(Dataset listings of figures)
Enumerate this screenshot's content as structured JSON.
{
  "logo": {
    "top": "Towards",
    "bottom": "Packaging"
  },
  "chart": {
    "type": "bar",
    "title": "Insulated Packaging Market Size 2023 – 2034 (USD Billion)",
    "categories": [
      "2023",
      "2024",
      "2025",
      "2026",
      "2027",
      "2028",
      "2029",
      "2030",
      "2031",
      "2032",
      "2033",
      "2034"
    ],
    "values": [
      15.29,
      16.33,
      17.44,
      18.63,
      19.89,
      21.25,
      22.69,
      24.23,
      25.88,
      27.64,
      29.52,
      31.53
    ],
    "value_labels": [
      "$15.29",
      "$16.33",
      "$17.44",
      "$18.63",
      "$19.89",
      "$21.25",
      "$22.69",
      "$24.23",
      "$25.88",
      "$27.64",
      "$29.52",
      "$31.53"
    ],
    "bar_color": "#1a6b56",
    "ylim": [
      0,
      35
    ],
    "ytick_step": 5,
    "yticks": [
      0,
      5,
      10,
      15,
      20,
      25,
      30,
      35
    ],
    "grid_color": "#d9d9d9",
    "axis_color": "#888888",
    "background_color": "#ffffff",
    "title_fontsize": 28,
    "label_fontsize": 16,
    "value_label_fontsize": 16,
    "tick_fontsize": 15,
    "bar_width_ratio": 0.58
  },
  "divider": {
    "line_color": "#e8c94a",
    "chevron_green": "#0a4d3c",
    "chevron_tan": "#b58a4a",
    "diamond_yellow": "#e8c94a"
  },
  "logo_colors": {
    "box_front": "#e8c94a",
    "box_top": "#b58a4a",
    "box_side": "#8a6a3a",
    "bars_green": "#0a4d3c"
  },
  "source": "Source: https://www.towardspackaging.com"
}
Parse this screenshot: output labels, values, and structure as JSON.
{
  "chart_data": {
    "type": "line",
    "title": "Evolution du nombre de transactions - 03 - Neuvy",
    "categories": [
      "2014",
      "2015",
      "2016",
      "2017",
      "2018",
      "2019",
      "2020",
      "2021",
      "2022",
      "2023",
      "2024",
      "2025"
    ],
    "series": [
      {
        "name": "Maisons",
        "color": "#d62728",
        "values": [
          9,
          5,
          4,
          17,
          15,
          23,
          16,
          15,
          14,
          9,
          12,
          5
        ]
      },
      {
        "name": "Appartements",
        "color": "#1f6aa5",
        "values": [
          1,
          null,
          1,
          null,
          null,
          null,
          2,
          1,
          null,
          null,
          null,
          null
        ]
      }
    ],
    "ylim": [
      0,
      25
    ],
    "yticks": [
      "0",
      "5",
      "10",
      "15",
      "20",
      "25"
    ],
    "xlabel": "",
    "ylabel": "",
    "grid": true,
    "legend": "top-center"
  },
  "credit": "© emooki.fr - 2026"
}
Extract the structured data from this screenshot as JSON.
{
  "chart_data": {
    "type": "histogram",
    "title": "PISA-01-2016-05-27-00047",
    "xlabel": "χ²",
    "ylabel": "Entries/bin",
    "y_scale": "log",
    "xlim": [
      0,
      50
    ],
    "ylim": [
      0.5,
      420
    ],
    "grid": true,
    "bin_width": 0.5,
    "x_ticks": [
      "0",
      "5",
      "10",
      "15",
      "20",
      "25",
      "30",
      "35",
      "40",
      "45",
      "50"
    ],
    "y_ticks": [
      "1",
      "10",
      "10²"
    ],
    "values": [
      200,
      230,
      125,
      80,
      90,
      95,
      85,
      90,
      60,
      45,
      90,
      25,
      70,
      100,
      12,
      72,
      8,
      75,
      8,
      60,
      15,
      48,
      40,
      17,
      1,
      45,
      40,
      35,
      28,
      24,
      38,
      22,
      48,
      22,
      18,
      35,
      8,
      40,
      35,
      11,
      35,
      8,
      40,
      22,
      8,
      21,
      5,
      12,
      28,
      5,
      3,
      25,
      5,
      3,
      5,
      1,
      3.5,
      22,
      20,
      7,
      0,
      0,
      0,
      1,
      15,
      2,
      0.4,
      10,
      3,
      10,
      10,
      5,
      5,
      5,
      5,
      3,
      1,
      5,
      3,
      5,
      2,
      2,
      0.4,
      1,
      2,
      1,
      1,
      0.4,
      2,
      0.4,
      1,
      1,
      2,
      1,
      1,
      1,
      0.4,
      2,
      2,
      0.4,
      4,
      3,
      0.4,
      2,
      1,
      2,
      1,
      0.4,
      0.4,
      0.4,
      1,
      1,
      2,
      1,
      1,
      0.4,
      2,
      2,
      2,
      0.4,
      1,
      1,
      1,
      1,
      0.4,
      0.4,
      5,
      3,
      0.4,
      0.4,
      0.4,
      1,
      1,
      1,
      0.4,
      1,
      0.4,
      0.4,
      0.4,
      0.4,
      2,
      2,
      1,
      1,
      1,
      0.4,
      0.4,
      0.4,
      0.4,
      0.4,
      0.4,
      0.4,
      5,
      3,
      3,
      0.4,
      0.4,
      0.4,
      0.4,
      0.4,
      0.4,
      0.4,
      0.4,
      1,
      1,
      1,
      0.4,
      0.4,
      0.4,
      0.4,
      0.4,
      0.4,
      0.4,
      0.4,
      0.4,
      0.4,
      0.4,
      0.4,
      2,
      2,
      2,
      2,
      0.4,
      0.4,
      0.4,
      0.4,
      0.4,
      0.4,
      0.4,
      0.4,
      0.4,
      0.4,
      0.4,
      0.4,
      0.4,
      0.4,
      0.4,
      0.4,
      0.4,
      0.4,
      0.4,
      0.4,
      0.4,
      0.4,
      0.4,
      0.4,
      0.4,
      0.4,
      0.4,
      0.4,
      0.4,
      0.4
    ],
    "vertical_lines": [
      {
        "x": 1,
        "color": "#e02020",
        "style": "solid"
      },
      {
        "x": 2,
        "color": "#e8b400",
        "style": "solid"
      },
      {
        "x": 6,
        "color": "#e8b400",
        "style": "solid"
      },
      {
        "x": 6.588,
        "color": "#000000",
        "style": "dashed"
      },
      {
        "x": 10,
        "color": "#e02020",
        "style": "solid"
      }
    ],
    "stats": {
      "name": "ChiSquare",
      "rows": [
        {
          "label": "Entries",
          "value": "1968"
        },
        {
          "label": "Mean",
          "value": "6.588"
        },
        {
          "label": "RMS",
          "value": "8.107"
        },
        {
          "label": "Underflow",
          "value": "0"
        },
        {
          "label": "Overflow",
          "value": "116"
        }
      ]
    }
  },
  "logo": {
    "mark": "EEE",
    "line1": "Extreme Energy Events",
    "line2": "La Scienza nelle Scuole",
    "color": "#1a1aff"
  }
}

▸ Problem to solve
Extract the data in full. Keep it word for word.

▸ Exercise result
Enumerate this screenshot's content as structured JSON.
{
  "logo": {
    "top": "Towards",
    "bottom": "Packaging"
  },
  "chart": {
    "type": "bar",
    "title": "Insulated Packaging Market Size 2023 – 2034 (USD Billion)",
    "categories": [
      "2023",
      "2024",
      "2025",
      "2026",
      "2027",
      "2028",
      "2029",
      "2030",
      "2031",
      "2032",
      "2033",
      "2034"
    ],
    "values": [
      15.29,
      16.33,
      17.44,
      18.63,
      19.89,
      21.25,
      22.69,
      24.23,
      25.88,
      27.64,
      29.52,
      31.53
    ],
    "value_labels": [
      "$15.29",
      "$16.33",
      "$17.44",
      "$18.63",
      "$19.89",
      "$21.25",
      "$22.69",
      "$24.23",
      "$25.88",
      "$27.64",
      "$29.52",
      "$31.53"
    ],
    "bar_color": "#1a6b56",
    "ylim": [
      0,
      35
    ],
    "ytick_step": 5,
    "yticks": [
      0,
      5,
      10,
      15,
      20,
      25,
      30,
      35
    ],
    "grid_color": "#d9d9d9",
    "axis_color": "#888888",
    "background_color": "#ffffff",
    "title_fontsize": 28,
    "label_fontsize": 16,
    "value_label_fontsize": 16,
    "tick_fontsize": 15,
    "bar_width_ratio": 0.58
  },
  "divider": {
    "line_color": "#e8c94a",
    "chevron_green": "#0a4d3c",
    "chevron_tan": "#b58a4a",
    "diamond_yellow": "#e8c94a"
  },
  "logo_colors": {
    "box_front": "#e8c94a",
    "box_top": "#b58a4a",
    "box_side": "#8a6a3a",
    "bars_green": "#0a4d3c"
  },
  "source": "Source: https://www.towardspackaging.com"
}
Parse this screenshot: output labels, values, and structure as JSON.
{
  "chart_data": {
    "type": "line",
    "title": "Evolution du nombre de transactions - 03 - Neuvy",
    "categories": [
      "2014",
      "2015",
      "2016",
      "2017",
      "2018",
      "2019",
      "2020",
      "2021",
      "2022",
      "2023",
      "2024",
      "2025"
    ],
    "series": [
      {
        "name": "Maisons",
        "color": "#d62728",
        "values": [
          9,
          5,
          4,
          17,
          15,
          23,
          16,
          15,
          14,
          9,
          12,
          5
        ]
      },
      {
        "name": "Appartements",
        "color": "#1f6aa5",
        "values": [
          1,
          null,
          1,
          null,
          null,
          null,
          2,
          1,
          null,
          null,
          null,
          null
        ]
      }
    ],
    "ylim": [
      0,
      25
    ],
    "yticks": [
      "0",
      "5",
      "10",
      "15",
      "20",
      "25"
    ],
    "xlabel": "",
    "ylabel": "",
    "grid": true,
    "legend": "top-center"
  },
  "credit": "© emooki.fr - 2026"
}
Extract the structured data from this screenshot as JSON.
{
  "chart_data": {
    "type": "histogram",
    "title": "PISA-01-2016-05-27-00047",
    "xlabel": "χ²",
    "ylabel": "Entries/bin",
    "y_scale": "log",
    "xlim": [
      0,
      50
    ],
    "ylim": [
      0.5,
      420
    ],
    "grid": true,
    "bin_width": 0.5,
    "x_ticks": [
      "0",
      "5",
      "10",
      "15",
      "20",
      "25",
      "30",
      "35",
      "40",
      "45",
      "50"
    ],
    "y_ticks": [
      "1",
      "10",
      "10²"
    ],
    "values": [
      200,
      230,
      125,
      80,
      90,
      95,
      85,
      90,
      60,
      45,
      90,
      25,
      70,
      100,
      12,
      72,
      8,
      75,
      8,
      60,
      15,
      48,
      40,
      17,
      1,
      45,
      40,
      35,
      28,
      24,
      38,
      22,
      48,
      22,
      18,
      35,
      8,
      40,
      35,
      11,
      35,
      8,
      40,
      22,
      8,
      21,
      5,
      12,
      28,
      5,
      3,
      25,
      5,
      3,
      5,
      1,
      3.5,
      22,
      20,
      7,
      0,
      0,
      0,
      1,
      15,
      2,
      0.4,
      10,
      3,
      10,
      10,
      5,
      5,
      5,
      5,
      3,
      1,
      5,
      3,
      5,
      2,
      2,
      0.4,
      1,
      2,
      1,
      1,
      0.4,
      2,
      0.4,
      1,
      1,
      2,
      1,
      1,
      1,
      0.4,
      2,
      2,
      0.4,
      4,
      3,
      0.4,
      2,
      1,
      2,
      1,
      0.4,
      0.4,
      0.4,
      1,
      1,
      2,
      1,
      1,
      0.4,
      2,
      2,
      2,
      0.4,
      1,
      1,
      1,
      1,
      0.4,
      0.4,
      5,
      3,
      0.4,
      0.4,
      0.4,
      1,
      1,
      1,
      0.4,
      1,
      0.4,
      0.4,
      0.4,
      0.4,
      2,
      2,
      1,
      1,
      1,
      0.4,
      0.4,
      0.4,
      0.4,
      0.4,
      0.4,
      0.4,
      5,
      3,
      3,
      0.4,
      0.4,
      0.4,
      0.4,
      0.4,
      0.4,
      0.4,
      0.4,
      1,
      1,
      1,
      0.4,
      0.4,
      0.4,
      0.4,
      0.4,
      0.4,
      0.4,
      0.4,
      0.4,
      0.4,
      0.4,
      0.4,
      2,
      2,
      2,
      2,
      0.4,
      0.4,
      0.4,
      0.4,
      0.4,
      0.4,
      0.4,
      0.4,
      0.4,
      0.4,
      0.4,
      0.4,
      0.4,
      0.4,
      0.4,
      0.4,
      0.4,
      0.4,
      0.4,
      0.4,
      0.4,
      0.4,
      0.4,
      0.4,
      0.4,
      0.4,
      0.4,
      0.4,
      0.4,
      0.4
    ],
    "vertical_lines": [
      {
        "x": 1,
        "color": "#e02020",
        "style": "solid"
      },
      {
        "x": 2,
        "color": "#e8b400",
        "style": "solid"
      },
      {
        "x": 6,
        "color": "#e8b400",
        "style": "solid"
      },
      {
        "x": 6.588,
        "color": "#000000",
        "style": "dashed"
      },
      {
        "x": 10,
        "color": "#e02020",
        "style": "solid"
      }
    ],
    "stats": {
      "name": "ChiSquare",
      "rows": [
        {
          "label": "Entries",
          "value": "1968"
        },
        {
          "label": "Mean",
          "value": "6.588"
        },
        {
          "label": "RMS",
          "value": "8.107"
        },
        {
          "label": "Underflow",
          "value": "0"
        },
        {
          "label": "Overflow",
          "value": "116"
        }
      ]
    }
  },
  "logo": {
    "mark": "EEE",
    "line1": "Extreme Energy Events",
    "line2": "La Scienza nelle Scuole",
    "color": "#1a1aff"
  }
}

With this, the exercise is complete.